*Problem to solve:* Omit the images, then print each record below exactly as it reads.

(Stored records)
------------------------------------------------------------

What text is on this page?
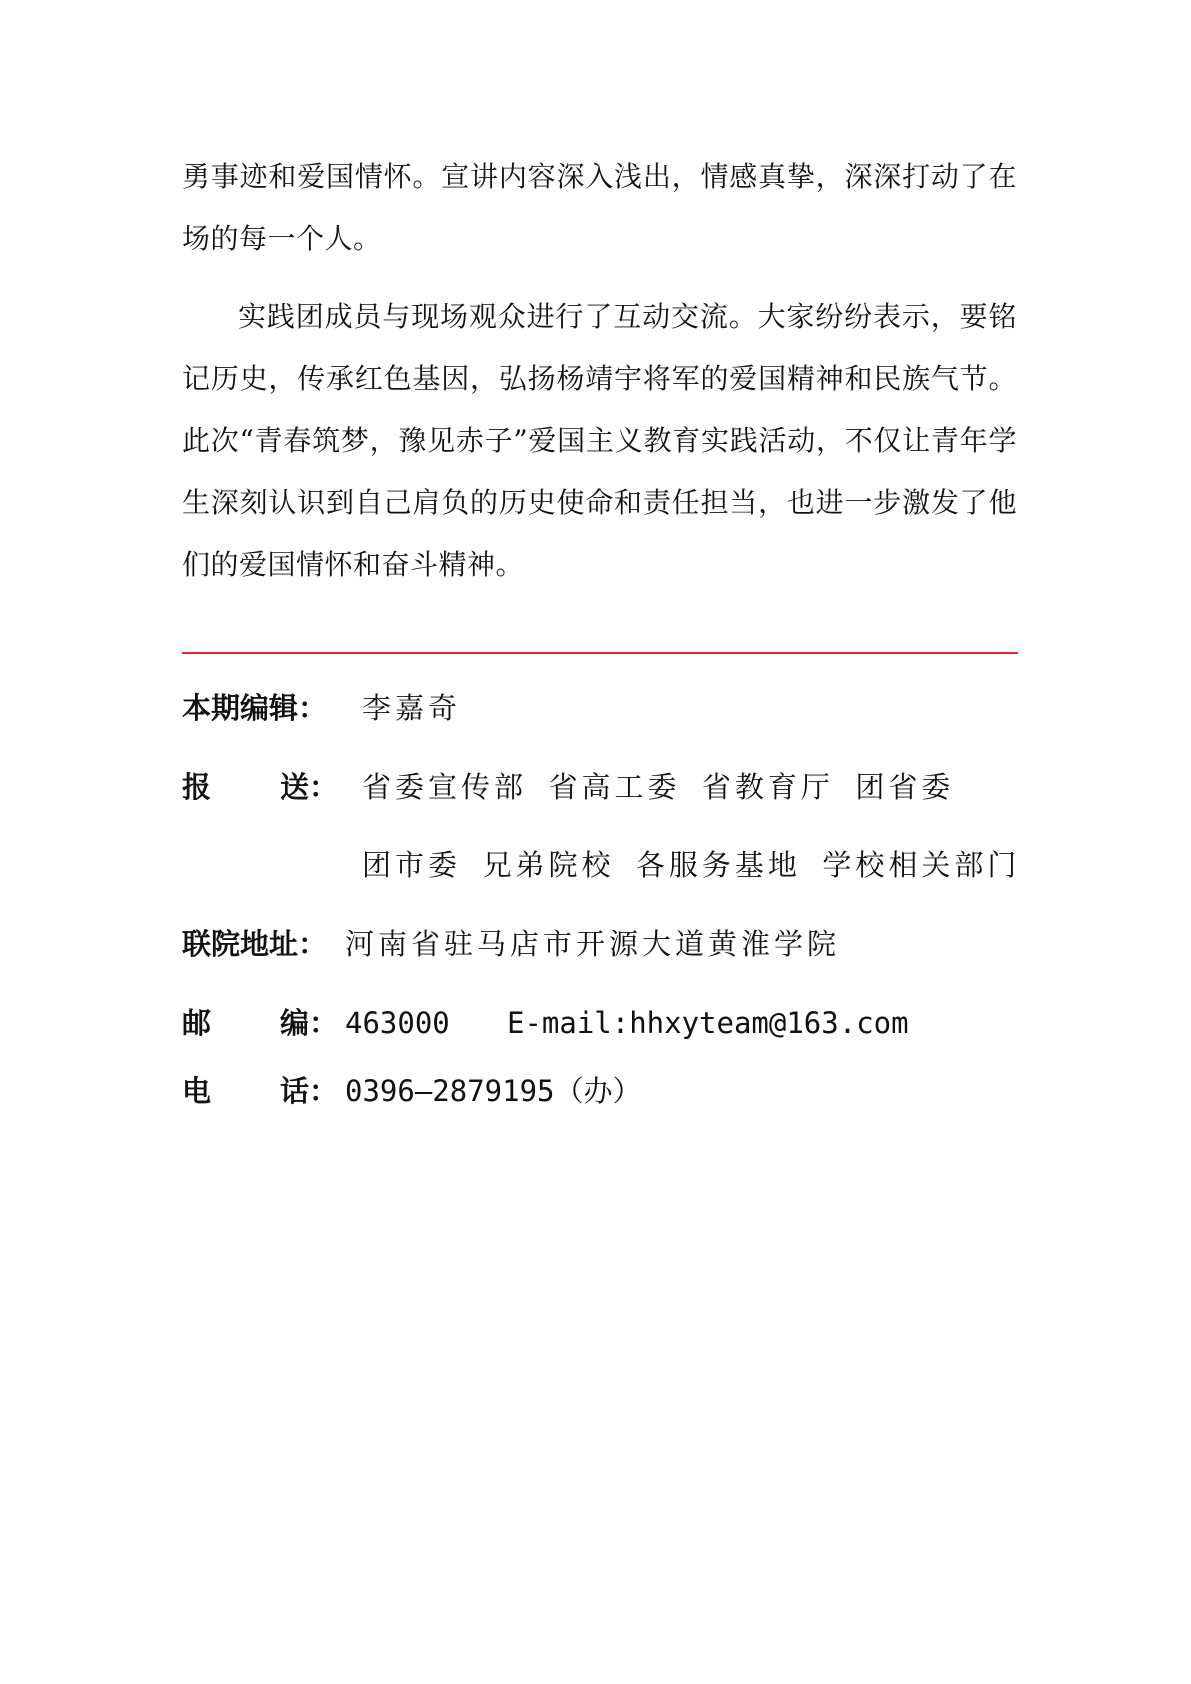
勇事迹和爱国情怀。宣讲内容深入浅出，情感真挚，深深打动了在场的每一个人。

实践团成员与现场观众进行了互动交流。大家纷纷表示，要铭记历史，传承红色基因，弘扬杨靖宇将军的爱国精神和民族气节。此次“青春筑梦，豫见赤子”爱国主义教育实践活动，不仅让青年学生深刻认识到自己肩负的历史使命和责任担当，也进一步激发了他们的爱国情怀和奋斗精神。

本期编辑： 李嘉奇
报 送： 省委宣传部 省高工委 省教育厅 团省委
团市委 兄弟院校 各服务基地 学校相关部门
联院地址： 河南省驻马店市开源大道黄淮学院
邮 编： 463000 E-mail:hhxyteam@163.com
电 话： 0396—2879195（办）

------------------------------------------------------------

*Finished task:*
What text is on this page?
勇事迹和爱国情怀。宣讲内容深入浅出，情感真挚，深深打动了在场的每一个人。

实践团成员与现场观众进行了互动交流。大家纷纷表示，要铭记历史，传承红色基因，弘扬杨靖宇将军的爱国精神和民族气节。此次“青春筑梦，豫见赤子”爱国主义教育实践活动，不仅让青年学生深刻认识到自己肩负的历史使命和责任担当，也进一步激发了他们的爱国情怀和奋斗精神。

本期编辑： 李嘉奇
报 送： 省委宣传部 省高工委 省教育厅 团省委
团市委 兄弟院校 各服务基地 学校相关部门
联院地址： 河南省驻马店市开源大道黄淮学院
邮 编： 463000 E-mail:hhxyteam@163.com
电 话： 0396—2879195（办）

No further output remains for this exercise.